Exercise goal:
Would you return the complete listing below word for word?

Available records:
______________________________
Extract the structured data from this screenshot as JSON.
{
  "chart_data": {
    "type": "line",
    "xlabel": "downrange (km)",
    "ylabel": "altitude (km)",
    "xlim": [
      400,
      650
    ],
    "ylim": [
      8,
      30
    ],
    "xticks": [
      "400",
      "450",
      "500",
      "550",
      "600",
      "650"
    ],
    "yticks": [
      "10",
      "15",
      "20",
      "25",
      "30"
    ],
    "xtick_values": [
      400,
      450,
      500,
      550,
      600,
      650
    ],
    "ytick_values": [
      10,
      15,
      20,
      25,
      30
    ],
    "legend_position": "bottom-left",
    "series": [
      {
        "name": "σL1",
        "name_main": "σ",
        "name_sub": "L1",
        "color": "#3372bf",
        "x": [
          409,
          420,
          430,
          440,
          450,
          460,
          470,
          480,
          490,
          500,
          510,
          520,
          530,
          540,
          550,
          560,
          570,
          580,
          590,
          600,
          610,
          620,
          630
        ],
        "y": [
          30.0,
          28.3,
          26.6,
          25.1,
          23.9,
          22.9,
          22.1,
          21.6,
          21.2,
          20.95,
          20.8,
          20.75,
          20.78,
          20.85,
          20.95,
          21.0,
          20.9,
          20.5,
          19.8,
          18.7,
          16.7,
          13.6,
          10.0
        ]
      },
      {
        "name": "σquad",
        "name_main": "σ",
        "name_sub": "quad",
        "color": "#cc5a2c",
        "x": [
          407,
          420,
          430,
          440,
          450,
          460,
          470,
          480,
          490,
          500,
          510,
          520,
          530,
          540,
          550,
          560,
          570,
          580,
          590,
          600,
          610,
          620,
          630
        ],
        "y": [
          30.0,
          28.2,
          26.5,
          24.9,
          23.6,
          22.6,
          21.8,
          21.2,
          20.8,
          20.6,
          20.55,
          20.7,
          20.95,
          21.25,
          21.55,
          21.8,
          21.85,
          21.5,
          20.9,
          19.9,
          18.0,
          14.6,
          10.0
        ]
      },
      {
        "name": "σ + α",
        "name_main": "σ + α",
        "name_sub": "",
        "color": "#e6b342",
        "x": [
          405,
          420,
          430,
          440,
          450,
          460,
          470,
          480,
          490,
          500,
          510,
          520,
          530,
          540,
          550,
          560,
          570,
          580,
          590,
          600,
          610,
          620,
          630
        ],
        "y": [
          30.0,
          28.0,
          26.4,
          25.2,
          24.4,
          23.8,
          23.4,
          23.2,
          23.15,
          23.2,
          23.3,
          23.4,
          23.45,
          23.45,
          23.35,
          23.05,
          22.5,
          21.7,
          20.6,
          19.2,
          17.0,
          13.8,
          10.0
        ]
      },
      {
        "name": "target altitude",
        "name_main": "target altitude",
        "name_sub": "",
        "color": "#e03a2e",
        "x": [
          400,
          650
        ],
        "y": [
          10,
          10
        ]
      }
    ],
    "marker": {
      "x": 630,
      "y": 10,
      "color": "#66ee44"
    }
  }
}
______________________________
Expected answer:
Extract the structured data from this screenshot as JSON.
{
  "chart_data": {
    "type": "line",
    "xlabel": "downrange (km)",
    "ylabel": "altitude (km)",
    "xlim": [
      400,
      650
    ],
    "ylim": [
      8,
      30
    ],
    "xticks": [
      "400",
      "450",
      "500",
      "550",
      "600",
      "650"
    ],
    "yticks": [
      "10",
      "15",
      "20",
      "25",
      "30"
    ],
    "xtick_values": [
      400,
      450,
      500,
      550,
      600,
      650
    ],
    "ytick_values": [
      10,
      15,
      20,
      25,
      30
    ],
    "legend_position": "bottom-left",
    "series": [
      {
        "name": "σL1",
        "name_main": "σ",
        "name_sub": "L1",
        "color": "#3372bf",
        "x": [
          409,
          420,
          430,
          440,
          450,
          460,
          470,
          480,
          490,
          500,
          510,
          520,
          530,
          540,
          550,
          560,
          570,
          580,
          590,
          600,
          610,
          620,
          630
        ],
        "y": [
          30.0,
          28.3,
          26.6,
          25.1,
          23.9,
          22.9,
          22.1,
          21.6,
          21.2,
          20.95,
          20.8,
          20.75,
          20.78,
          20.85,
          20.95,
          21.0,
          20.9,
          20.5,
          19.8,
          18.7,
          16.7,
          13.6,
          10.0
        ]
      },
      {
        "name": "σquad",
        "name_main": "σ",
        "name_sub": "quad",
        "color": "#cc5a2c",
        "x": [
          407,
          420,
          430,
          440,
          450,
          460,
          470,
          480,
          490,
          500,
          510,
          520,
          530,
          540,
          550,
          560,
          570,
          580,
          590,
          600,
          610,
          620,
          630
        ],
        "y": [
          30.0,
          28.2,
          26.5,
          24.9,
          23.6,
          22.6,
          21.8,
          21.2,
          20.8,
          20.6,
          20.55,
          20.7,
          20.95,
          21.25,
          21.55,
          21.8,
          21.85,
          21.5,
          20.9,
          19.9,
          18.0,
          14.6,
          10.0
        ]
      },
      {
        "name": "σ + α",
        "name_main": "σ + α",
        "name_sub": "",
        "color": "#e6b342",
        "x": [
          405,
          420,
          430,
          440,
          450,
          460,
          470,
          480,
          490,
          500,
          510,
          520,
          530,
          540,
          550,
          560,
          570,
          580,
          590,
          600,
          610,
          620,
          630
        ],
        "y": [
          30.0,
          28.0,
          26.4,
          25.2,
          24.4,
          23.8,
          23.4,
          23.2,
          23.15,
          23.2,
          23.3,
          23.4,
          23.45,
          23.45,
          23.35,
          23.05,
          22.5,
          21.7,
          20.6,
          19.2,
          17.0,
          13.8,
          10.0
        ]
      },
      {
        "name": "target altitude",
        "name_main": "target altitude",
        "name_sub": "",
        "color": "#e03a2e",
        "x": [
          400,
          650
        ],
        "y": [
          10,
          10
        ]
      }
    ],
    "marker": {
      "x": 630,
      "y": 10,
      "color": "#66ee44"
    }
  }
}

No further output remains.